▶ _The problem_
Scan the material and copy every line in which "Rate" appears.

▶ _Records supplied_
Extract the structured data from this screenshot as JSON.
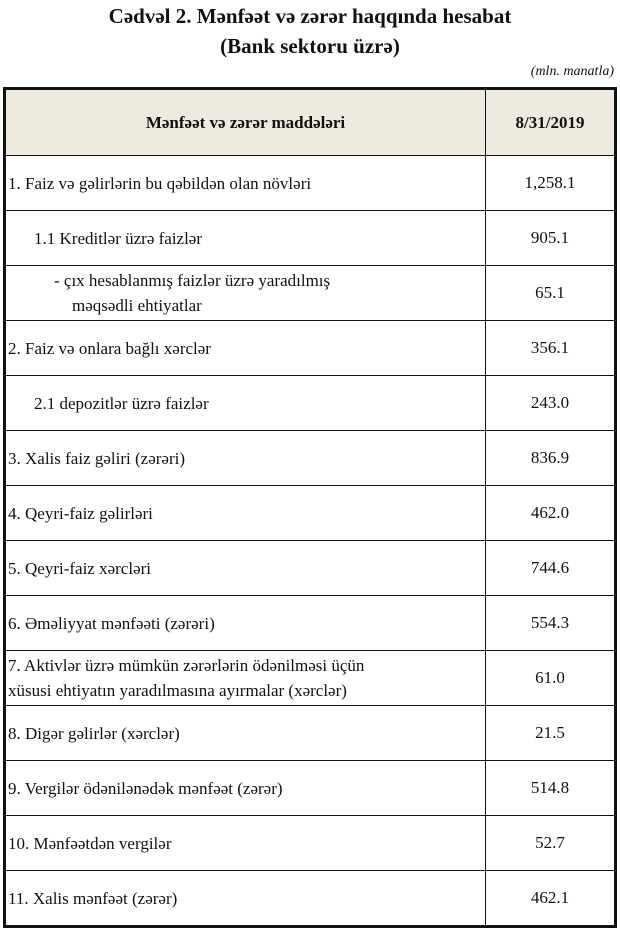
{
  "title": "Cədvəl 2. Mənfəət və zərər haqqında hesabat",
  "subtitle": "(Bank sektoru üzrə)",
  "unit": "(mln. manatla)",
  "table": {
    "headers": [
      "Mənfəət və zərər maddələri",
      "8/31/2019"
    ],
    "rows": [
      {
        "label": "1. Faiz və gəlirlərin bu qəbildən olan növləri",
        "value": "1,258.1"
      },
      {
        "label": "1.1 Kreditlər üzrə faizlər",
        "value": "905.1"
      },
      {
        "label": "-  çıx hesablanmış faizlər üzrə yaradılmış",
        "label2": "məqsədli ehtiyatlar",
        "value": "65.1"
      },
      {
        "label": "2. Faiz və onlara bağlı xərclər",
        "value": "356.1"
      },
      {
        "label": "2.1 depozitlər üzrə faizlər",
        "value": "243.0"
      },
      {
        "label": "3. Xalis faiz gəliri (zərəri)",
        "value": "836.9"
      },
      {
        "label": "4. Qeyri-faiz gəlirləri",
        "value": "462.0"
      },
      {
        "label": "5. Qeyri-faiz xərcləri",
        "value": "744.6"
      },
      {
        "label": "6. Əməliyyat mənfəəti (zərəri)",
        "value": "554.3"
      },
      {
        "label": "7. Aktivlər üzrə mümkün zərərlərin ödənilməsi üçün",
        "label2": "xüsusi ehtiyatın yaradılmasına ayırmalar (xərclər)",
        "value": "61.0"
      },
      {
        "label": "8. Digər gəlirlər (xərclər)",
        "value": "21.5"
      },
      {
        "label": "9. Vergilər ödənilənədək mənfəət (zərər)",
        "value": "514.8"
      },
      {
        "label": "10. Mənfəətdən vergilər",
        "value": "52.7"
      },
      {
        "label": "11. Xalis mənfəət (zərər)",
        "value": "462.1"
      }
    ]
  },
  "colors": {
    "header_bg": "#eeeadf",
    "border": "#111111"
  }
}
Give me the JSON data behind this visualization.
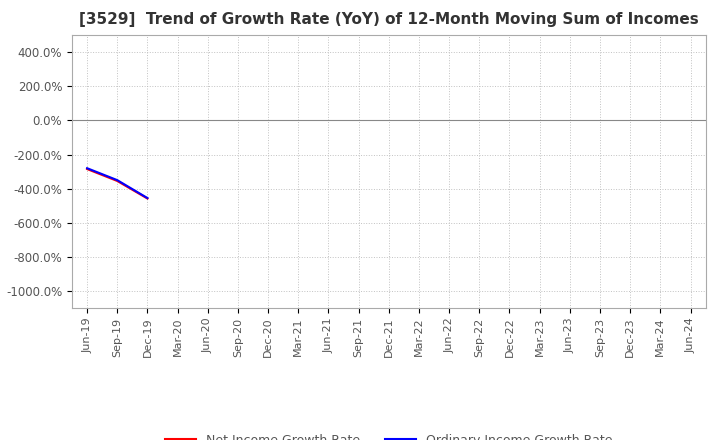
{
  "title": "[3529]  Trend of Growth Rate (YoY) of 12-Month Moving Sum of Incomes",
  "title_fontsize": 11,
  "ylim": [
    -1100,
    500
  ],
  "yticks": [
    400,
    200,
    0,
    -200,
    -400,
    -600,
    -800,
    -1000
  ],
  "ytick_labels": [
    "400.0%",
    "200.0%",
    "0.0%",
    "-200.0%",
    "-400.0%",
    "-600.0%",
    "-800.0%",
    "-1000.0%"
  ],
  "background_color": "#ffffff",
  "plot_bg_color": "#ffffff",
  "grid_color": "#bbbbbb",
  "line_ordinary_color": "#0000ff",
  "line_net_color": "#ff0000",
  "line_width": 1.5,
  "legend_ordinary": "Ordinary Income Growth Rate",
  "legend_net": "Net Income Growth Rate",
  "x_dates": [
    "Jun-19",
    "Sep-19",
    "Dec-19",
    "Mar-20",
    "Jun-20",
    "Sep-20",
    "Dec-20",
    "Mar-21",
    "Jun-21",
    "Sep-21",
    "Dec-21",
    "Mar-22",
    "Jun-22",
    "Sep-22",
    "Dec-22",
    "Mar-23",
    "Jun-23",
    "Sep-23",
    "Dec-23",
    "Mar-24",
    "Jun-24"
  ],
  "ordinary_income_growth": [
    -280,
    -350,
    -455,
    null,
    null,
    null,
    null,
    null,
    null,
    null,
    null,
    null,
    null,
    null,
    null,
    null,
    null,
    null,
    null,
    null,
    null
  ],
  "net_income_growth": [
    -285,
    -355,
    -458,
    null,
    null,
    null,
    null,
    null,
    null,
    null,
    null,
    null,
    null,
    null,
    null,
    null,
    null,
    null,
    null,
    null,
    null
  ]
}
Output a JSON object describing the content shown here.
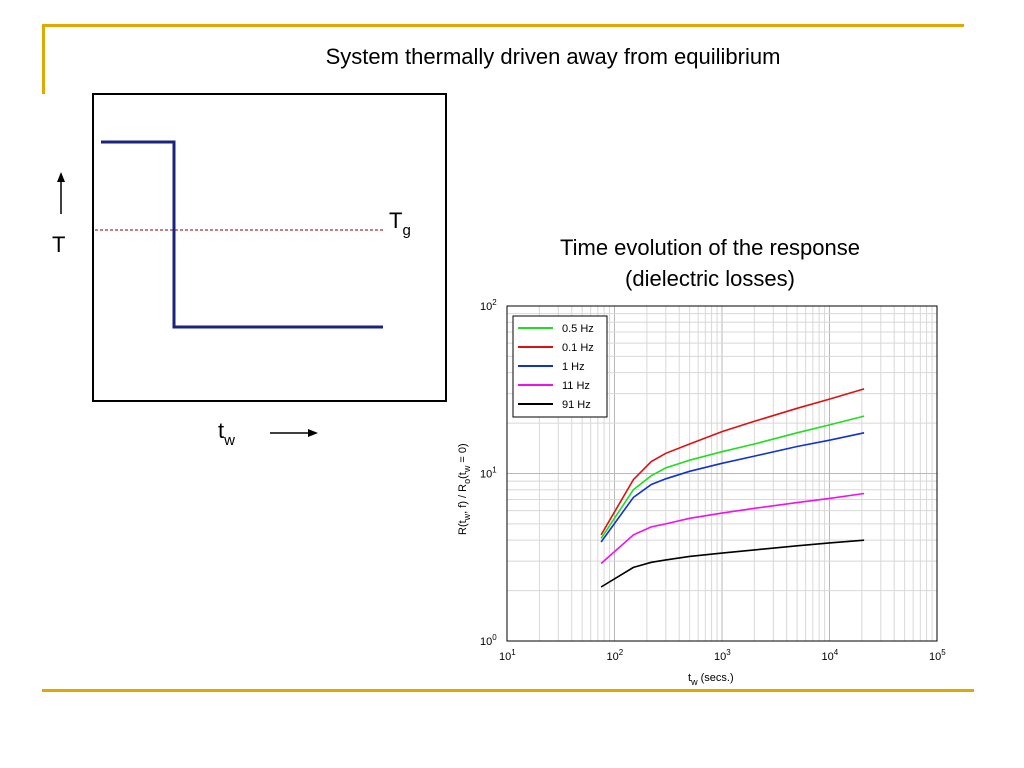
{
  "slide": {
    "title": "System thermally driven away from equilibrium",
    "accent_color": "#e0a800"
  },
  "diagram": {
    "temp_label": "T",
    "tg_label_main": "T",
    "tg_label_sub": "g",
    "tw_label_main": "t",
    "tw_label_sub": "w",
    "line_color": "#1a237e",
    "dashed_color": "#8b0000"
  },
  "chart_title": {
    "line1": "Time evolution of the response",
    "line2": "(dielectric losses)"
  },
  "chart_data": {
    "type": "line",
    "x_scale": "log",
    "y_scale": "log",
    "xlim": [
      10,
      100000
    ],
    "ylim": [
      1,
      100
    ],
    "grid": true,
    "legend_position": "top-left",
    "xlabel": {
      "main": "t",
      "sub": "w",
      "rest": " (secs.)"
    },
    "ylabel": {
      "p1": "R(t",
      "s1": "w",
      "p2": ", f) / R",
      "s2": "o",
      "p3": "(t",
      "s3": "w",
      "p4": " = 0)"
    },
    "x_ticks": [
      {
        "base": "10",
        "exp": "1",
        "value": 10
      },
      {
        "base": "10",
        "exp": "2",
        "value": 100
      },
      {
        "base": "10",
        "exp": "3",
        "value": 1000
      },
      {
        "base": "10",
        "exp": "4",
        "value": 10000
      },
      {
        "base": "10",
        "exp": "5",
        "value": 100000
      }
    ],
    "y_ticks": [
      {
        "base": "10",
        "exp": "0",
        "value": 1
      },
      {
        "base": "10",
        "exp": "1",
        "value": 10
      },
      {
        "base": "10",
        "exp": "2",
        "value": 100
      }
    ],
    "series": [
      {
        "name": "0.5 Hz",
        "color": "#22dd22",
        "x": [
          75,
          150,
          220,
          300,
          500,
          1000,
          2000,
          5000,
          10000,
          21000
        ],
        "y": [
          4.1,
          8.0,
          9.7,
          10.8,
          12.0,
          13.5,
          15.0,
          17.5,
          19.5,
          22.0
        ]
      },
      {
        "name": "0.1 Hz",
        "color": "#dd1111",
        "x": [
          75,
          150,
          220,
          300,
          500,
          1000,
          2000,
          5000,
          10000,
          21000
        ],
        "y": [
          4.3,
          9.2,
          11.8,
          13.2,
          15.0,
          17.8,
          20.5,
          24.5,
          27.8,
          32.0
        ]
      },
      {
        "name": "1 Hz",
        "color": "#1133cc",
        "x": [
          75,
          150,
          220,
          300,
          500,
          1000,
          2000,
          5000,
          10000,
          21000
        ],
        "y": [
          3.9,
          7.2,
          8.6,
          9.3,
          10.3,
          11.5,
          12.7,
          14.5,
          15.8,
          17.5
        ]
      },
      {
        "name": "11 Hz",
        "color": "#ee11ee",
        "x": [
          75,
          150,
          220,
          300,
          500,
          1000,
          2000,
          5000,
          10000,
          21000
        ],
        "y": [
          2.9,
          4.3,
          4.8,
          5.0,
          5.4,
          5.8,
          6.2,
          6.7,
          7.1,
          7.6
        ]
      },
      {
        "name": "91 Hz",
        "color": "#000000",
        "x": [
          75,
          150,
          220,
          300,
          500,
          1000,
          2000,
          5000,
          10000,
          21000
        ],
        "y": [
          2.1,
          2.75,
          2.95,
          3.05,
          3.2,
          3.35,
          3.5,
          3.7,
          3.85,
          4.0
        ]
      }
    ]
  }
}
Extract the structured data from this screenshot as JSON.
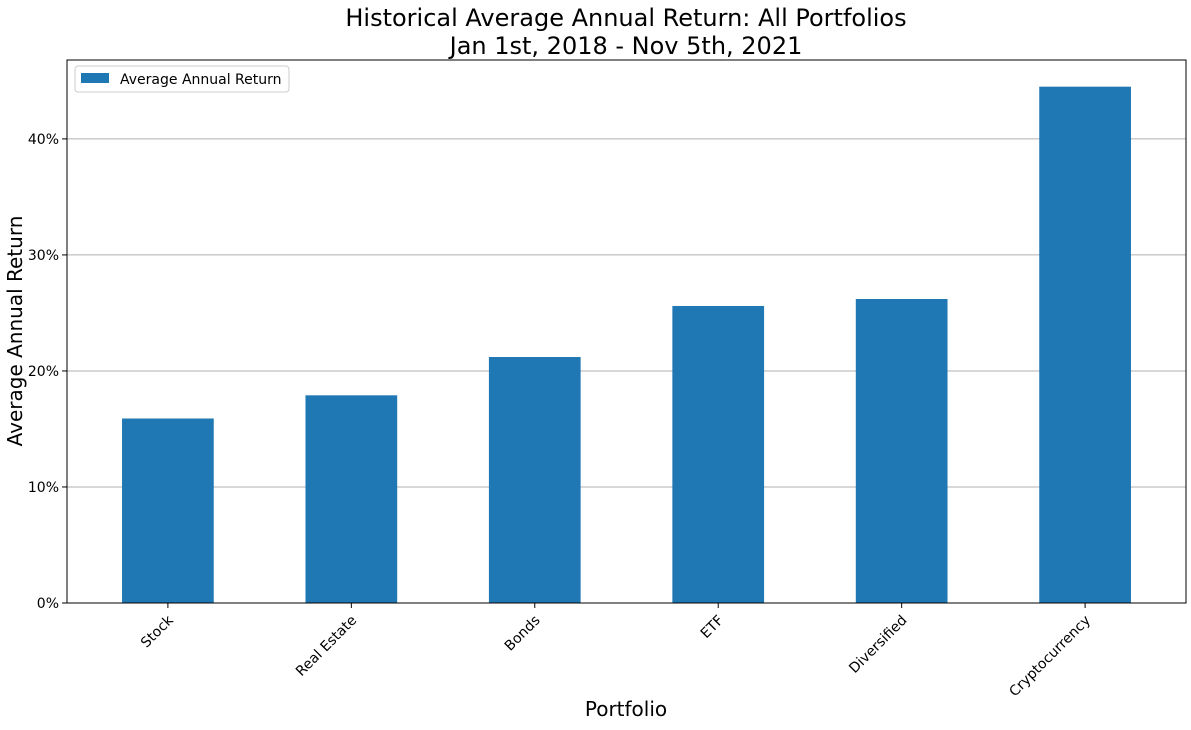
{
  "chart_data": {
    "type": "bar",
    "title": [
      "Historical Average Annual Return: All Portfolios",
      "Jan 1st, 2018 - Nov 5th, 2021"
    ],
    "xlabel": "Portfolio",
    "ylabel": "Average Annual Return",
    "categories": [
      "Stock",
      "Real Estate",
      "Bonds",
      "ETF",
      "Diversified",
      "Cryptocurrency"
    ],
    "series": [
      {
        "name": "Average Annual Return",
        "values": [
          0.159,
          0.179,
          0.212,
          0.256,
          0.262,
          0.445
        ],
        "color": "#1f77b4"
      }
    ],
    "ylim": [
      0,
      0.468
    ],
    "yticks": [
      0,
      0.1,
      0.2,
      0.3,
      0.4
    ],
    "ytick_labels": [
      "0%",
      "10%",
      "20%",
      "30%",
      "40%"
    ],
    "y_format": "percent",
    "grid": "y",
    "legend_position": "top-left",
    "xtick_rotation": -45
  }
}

▶ _Worked solution_
  "title": "[3529]  Trend of Growth Rate (YoY) of 12-Month Moving Sum of Incomes",
  "legend_ordinary": "Ordinary Income Growth Rate",
  "legend_net": "Net Income Growth Rate",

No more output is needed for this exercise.